◆ TASK GOAL
The exercise asks you to copy every line below in which "test" appears.

Stored data entries:

=-=-=

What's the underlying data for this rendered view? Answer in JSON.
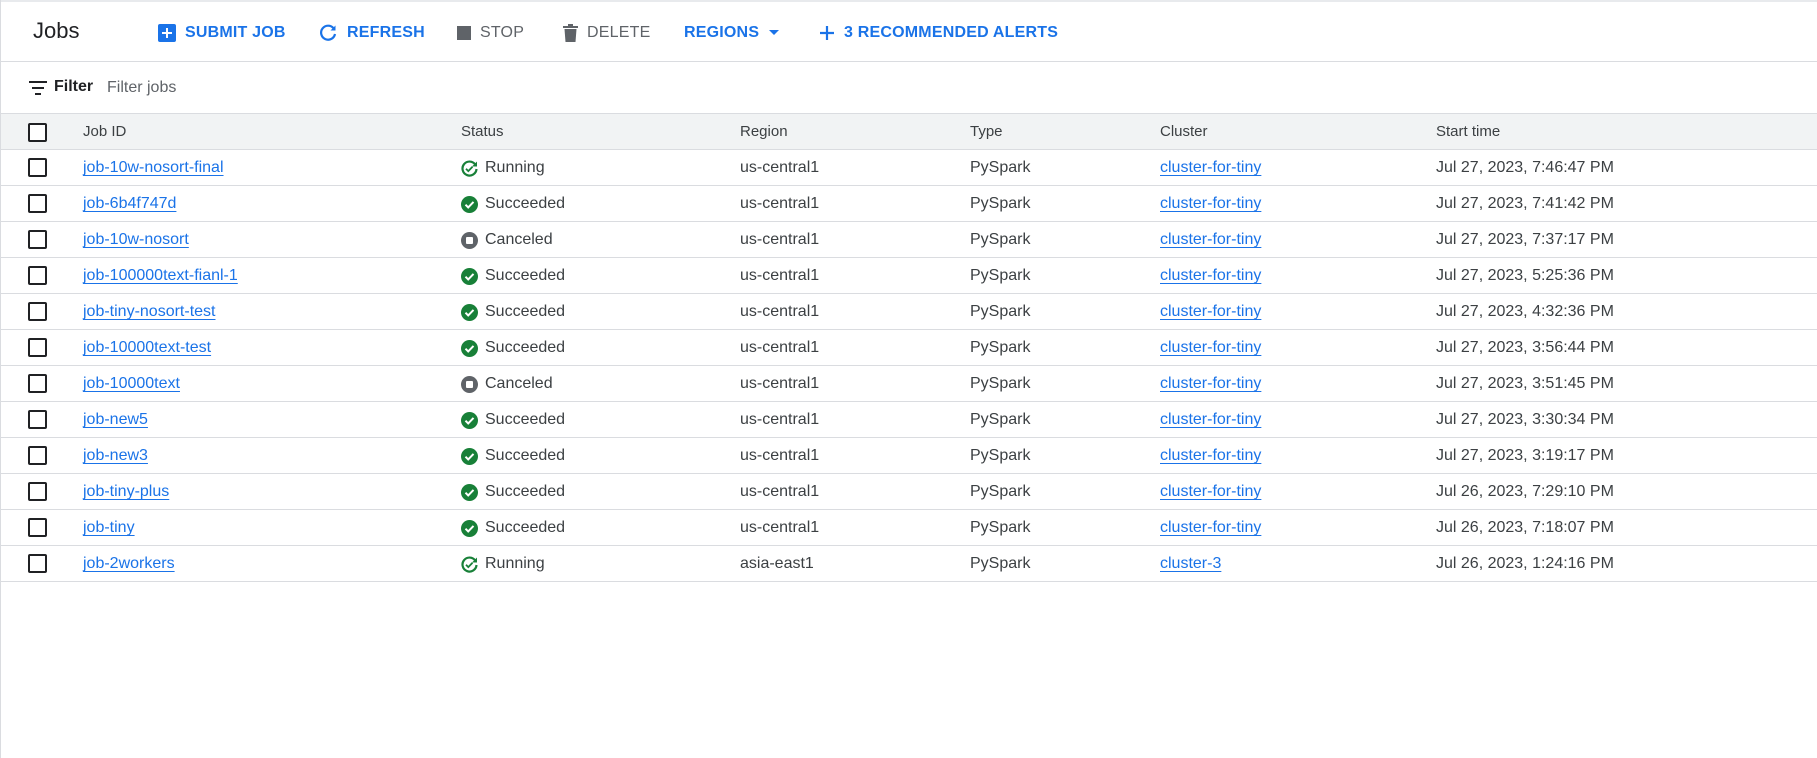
{
  "header": {
    "title": "Jobs",
    "submit_job": "SUBMIT JOB",
    "refresh": "REFRESH",
    "stop": "STOP",
    "delete": "DELETE",
    "regions": "REGIONS",
    "recommended_alerts": "3 RECOMMENDED ALERTS"
  },
  "filter": {
    "label": "Filter",
    "placeholder": "Filter jobs"
  },
  "table": {
    "columns": {
      "job_id": "Job ID",
      "status": "Status",
      "region": "Region",
      "type": "Type",
      "cluster": "Cluster",
      "start_time": "Start time"
    },
    "rows": [
      {
        "job_id": "job-10w-nosort-final",
        "status": "Running",
        "status_icon": "running-icon",
        "region": "us-central1",
        "type": "PySpark",
        "cluster": "cluster-for-tiny",
        "start_time": "Jul 27, 2023, 7:46:47 PM"
      },
      {
        "job_id": "job-6b4f747d",
        "status": "Succeeded",
        "status_icon": "check-circle-icon",
        "region": "us-central1",
        "type": "PySpark",
        "cluster": "cluster-for-tiny",
        "start_time": "Jul 27, 2023, 7:41:42 PM"
      },
      {
        "job_id": "job-10w-nosort",
        "status": "Canceled",
        "status_icon": "stop-circle-icon",
        "region": "us-central1",
        "type": "PySpark",
        "cluster": "cluster-for-tiny",
        "start_time": "Jul 27, 2023, 7:37:17 PM"
      },
      {
        "job_id": "job-100000text-fianl-1",
        "status": "Succeeded",
        "status_icon": "check-circle-icon",
        "region": "us-central1",
        "type": "PySpark",
        "cluster": "cluster-for-tiny",
        "start_time": "Jul 27, 2023, 5:25:36 PM"
      },
      {
        "job_id": "job-tiny-nosort-test",
        "status": "Succeeded",
        "status_icon": "check-circle-icon",
        "region": "us-central1",
        "type": "PySpark",
        "cluster": "cluster-for-tiny",
        "start_time": "Jul 27, 2023, 4:32:36 PM"
      },
      {
        "job_id": "job-10000text-test",
        "status": "Succeeded",
        "status_icon": "check-circle-icon",
        "region": "us-central1",
        "type": "PySpark",
        "cluster": "cluster-for-tiny",
        "start_time": "Jul 27, 2023, 3:56:44 PM"
      },
      {
        "job_id": "job-10000text",
        "status": "Canceled",
        "status_icon": "stop-circle-icon",
        "region": "us-central1",
        "type": "PySpark",
        "cluster": "cluster-for-tiny",
        "start_time": "Jul 27, 2023, 3:51:45 PM"
      },
      {
        "job_id": "job-new5",
        "status": "Succeeded",
        "status_icon": "check-circle-icon",
        "region": "us-central1",
        "type": "PySpark",
        "cluster": "cluster-for-tiny",
        "start_time": "Jul 27, 2023, 3:30:34 PM"
      },
      {
        "job_id": "job-new3",
        "status": "Succeeded",
        "status_icon": "check-circle-icon",
        "region": "us-central1",
        "type": "PySpark",
        "cluster": "cluster-for-tiny",
        "start_time": "Jul 27, 2023, 3:19:17 PM"
      },
      {
        "job_id": "job-tiny-plus",
        "status": "Succeeded",
        "status_icon": "check-circle-icon",
        "region": "us-central1",
        "type": "PySpark",
        "cluster": "cluster-for-tiny",
        "start_time": "Jul 26, 2023, 7:29:10 PM"
      },
      {
        "job_id": "job-tiny",
        "status": "Succeeded",
        "status_icon": "check-circle-icon",
        "region": "us-central1",
        "type": "PySpark",
        "cluster": "cluster-for-tiny",
        "start_time": "Jul 26, 2023, 7:18:07 PM"
      },
      {
        "job_id": "job-2workers",
        "status": "Running",
        "status_icon": "running-icon",
        "region": "asia-east1",
        "type": "PySpark",
        "cluster": "cluster-3",
        "start_time": "Jul 26, 2023, 1:24:16 PM"
      }
    ]
  },
  "colors": {
    "accent": "#1a73e8",
    "success": "#188038",
    "neutral": "#5f6368",
    "text": "#202124"
  }
}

=-=-=

◆ TASK SOLUTION
        "job_id": "job-tiny-nosort-test",
        "job_id": "job-10000text-test",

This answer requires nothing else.